What is being asked:
Extract every entry word for word. Skip the pictures.

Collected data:
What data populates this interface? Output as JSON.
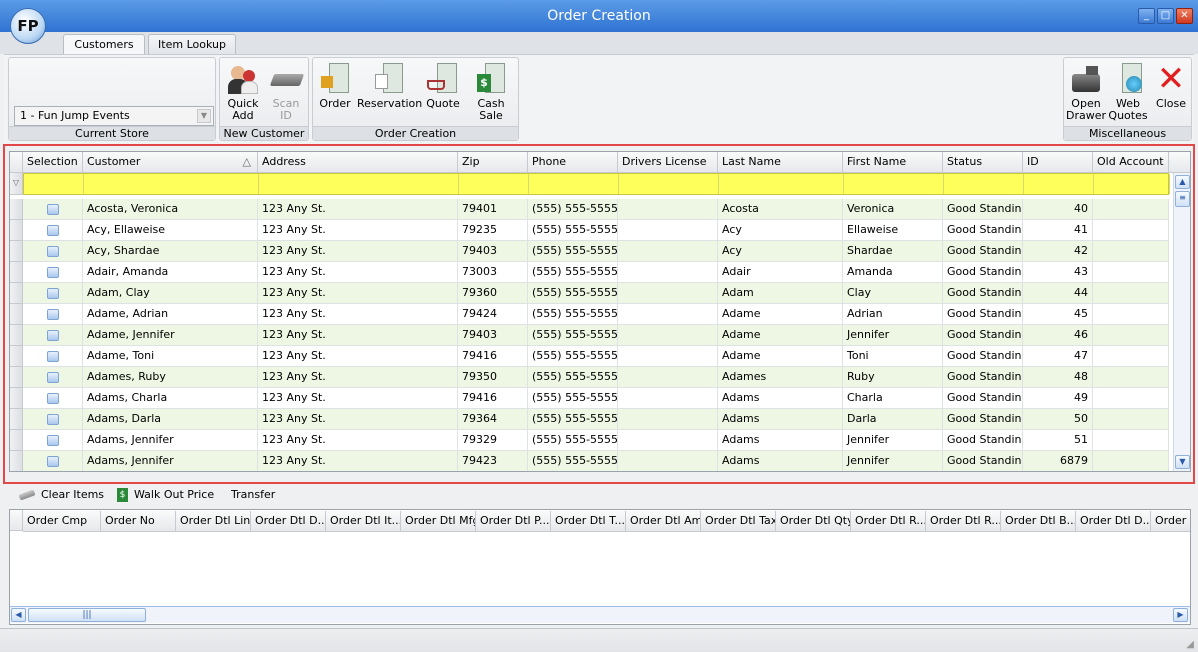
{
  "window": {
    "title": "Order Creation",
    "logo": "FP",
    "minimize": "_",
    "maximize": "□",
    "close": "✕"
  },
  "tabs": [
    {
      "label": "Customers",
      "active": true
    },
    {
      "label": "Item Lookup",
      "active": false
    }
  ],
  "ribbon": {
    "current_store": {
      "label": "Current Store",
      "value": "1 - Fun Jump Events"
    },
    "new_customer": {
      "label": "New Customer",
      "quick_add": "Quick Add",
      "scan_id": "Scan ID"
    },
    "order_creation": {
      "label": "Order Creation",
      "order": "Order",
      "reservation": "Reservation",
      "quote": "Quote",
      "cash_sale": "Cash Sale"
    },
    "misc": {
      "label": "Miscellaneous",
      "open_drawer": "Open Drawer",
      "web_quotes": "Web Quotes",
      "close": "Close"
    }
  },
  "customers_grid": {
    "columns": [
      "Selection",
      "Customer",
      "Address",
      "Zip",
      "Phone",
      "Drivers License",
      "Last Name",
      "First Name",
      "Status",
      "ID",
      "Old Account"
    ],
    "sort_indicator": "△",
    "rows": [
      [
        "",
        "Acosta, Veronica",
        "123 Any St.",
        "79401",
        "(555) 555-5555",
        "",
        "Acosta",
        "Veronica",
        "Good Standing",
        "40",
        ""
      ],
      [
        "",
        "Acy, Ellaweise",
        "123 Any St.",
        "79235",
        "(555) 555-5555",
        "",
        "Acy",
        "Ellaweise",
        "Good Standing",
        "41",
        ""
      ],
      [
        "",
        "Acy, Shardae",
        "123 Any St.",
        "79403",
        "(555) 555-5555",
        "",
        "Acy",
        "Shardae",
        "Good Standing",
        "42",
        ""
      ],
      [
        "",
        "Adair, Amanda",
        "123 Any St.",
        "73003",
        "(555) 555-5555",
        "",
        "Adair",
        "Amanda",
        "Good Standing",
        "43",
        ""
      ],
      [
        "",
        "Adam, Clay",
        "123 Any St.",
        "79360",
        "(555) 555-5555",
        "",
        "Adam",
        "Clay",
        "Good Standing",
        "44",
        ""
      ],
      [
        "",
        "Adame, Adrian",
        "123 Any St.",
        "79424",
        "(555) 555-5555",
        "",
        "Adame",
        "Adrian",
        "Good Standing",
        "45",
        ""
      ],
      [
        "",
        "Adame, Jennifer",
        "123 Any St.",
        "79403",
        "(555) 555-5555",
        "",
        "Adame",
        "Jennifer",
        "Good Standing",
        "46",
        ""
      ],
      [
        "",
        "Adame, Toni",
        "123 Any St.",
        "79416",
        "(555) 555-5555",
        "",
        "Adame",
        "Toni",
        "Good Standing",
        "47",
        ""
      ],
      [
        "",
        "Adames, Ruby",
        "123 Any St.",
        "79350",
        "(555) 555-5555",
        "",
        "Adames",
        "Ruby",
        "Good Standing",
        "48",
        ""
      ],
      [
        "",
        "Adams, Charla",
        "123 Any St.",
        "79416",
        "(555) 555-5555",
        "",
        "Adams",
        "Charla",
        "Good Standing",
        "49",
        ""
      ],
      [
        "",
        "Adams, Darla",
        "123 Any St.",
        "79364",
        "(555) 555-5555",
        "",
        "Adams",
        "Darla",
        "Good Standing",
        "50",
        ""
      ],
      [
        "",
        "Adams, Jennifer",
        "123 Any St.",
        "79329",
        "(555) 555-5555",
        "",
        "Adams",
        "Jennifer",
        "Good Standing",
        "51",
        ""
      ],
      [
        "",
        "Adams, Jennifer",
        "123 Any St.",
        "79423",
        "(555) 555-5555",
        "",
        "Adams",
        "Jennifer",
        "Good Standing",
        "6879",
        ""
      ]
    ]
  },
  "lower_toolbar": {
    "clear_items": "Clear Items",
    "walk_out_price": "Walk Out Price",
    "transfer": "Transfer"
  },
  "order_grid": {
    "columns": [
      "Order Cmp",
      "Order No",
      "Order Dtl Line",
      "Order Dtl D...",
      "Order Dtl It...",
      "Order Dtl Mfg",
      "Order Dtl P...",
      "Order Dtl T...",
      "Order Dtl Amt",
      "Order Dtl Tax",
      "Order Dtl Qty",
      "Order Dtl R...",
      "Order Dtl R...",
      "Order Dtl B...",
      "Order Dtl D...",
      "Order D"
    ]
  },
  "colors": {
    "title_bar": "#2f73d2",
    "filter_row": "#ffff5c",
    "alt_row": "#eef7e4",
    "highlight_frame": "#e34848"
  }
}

Exercise result:
What data populates this interface? Output as JSON.
{
  "window": {
    "title": "Order Creation",
    "logo": "FP",
    "minimize": "_",
    "maximize": "□",
    "close": "✕"
  },
  "tabs": [
    {
      "label": "Customers",
      "active": true
    },
    {
      "label": "Item Lookup",
      "active": false
    }
  ],
  "ribbon": {
    "current_store": {
      "label": "Current Store",
      "value": "1 - Fun Jump Events"
    },
    "new_customer": {
      "label": "New Customer",
      "quick_add": "Quick Add",
      "scan_id": "Scan ID"
    },
    "order_creation": {
      "label": "Order Creation",
      "order": "Order",
      "reservation": "Reservation",
      "quote": "Quote",
      "cash_sale": "Cash Sale"
    },
    "misc": {
      "label": "Miscellaneous",
      "open_drawer": "Open Drawer",
      "web_quotes": "Web Quotes",
      "close": "Close"
    }
  },
  "customers_grid": {
    "columns": [
      "Selection",
      "Customer",
      "Address",
      "Zip",
      "Phone",
      "Drivers License",
      "Last Name",
      "First Name",
      "Status",
      "ID",
      "Old Account"
    ],
    "sort_indicator": "△",
    "rows": [
      [
        "",
        "Acosta, Veronica",
        "123 Any St.",
        "79401",
        "(555) 555-5555",
        "",
        "Acosta",
        "Veronica",
        "Good Standing",
        "40",
        ""
      ],
      [
        "",
        "Acy, Ellaweise",
        "123 Any St.",
        "79235",
        "(555) 555-5555",
        "",
        "Acy",
        "Ellaweise",
        "Good Standing",
        "41",
        ""
      ],
      [
        "",
        "Acy, Shardae",
        "123 Any St.",
        "79403",
        "(555) 555-5555",
        "",
        "Acy",
        "Shardae",
        "Good Standing",
        "42",
        ""
      ],
      [
        "",
        "Adair, Amanda",
        "123 Any St.",
        "73003",
        "(555) 555-5555",
        "",
        "Adair",
        "Amanda",
        "Good Standing",
        "43",
        ""
      ],
      [
        "",
        "Adam, Clay",
        "123 Any St.",
        "79360",
        "(555) 555-5555",
        "",
        "Adam",
        "Clay",
        "Good Standing",
        "44",
        ""
      ],
      [
        "",
        "Adame, Adrian",
        "123 Any St.",
        "79424",
        "(555) 555-5555",
        "",
        "Adame",
        "Adrian",
        "Good Standing",
        "45",
        ""
      ],
      [
        "",
        "Adame, Jennifer",
        "123 Any St.",
        "79403",
        "(555) 555-5555",
        "",
        "Adame",
        "Jennifer",
        "Good Standing",
        "46",
        ""
      ],
      [
        "",
        "Adame, Toni",
        "123 Any St.",
        "79416",
        "(555) 555-5555",
        "",
        "Adame",
        "Toni",
        "Good Standing",
        "47",
        ""
      ],
      [
        "",
        "Adames, Ruby",
        "123 Any St.",
        "79350",
        "(555) 555-5555",
        "",
        "Adames",
        "Ruby",
        "Good Standing",
        "48",
        ""
      ],
      [
        "",
        "Adams, Charla",
        "123 Any St.",
        "79416",
        "(555) 555-5555",
        "",
        "Adams",
        "Charla",
        "Good Standing",
        "49",
        ""
      ],
      [
        "",
        "Adams, Darla",
        "123 Any St.",
        "79364",
        "(555) 555-5555",
        "",
        "Adams",
        "Darla",
        "Good Standing",
        "50",
        ""
      ],
      [
        "",
        "Adams, Jennifer",
        "123 Any St.",
        "79329",
        "(555) 555-5555",
        "",
        "Adams",
        "Jennifer",
        "Good Standing",
        "51",
        ""
      ],
      [
        "",
        "Adams, Jennifer",
        "123 Any St.",
        "79423",
        "(555) 555-5555",
        "",
        "Adams",
        "Jennifer",
        "Good Standing",
        "6879",
        ""
      ]
    ]
  },
  "lower_toolbar": {
    "clear_items": "Clear Items",
    "walk_out_price": "Walk Out Price",
    "transfer": "Transfer"
  },
  "order_grid": {
    "columns": [
      "Order Cmp",
      "Order No",
      "Order Dtl Line",
      "Order Dtl D...",
      "Order Dtl It...",
      "Order Dtl Mfg",
      "Order Dtl P...",
      "Order Dtl T...",
      "Order Dtl Amt",
      "Order Dtl Tax",
      "Order Dtl Qty",
      "Order Dtl R...",
      "Order Dtl R...",
      "Order Dtl B...",
      "Order Dtl D...",
      "Order D"
    ]
  },
  "colors": {
    "title_bar": "#2f73d2",
    "filter_row": "#ffff5c",
    "alt_row": "#eef7e4",
    "highlight_frame": "#e34848"
  }
}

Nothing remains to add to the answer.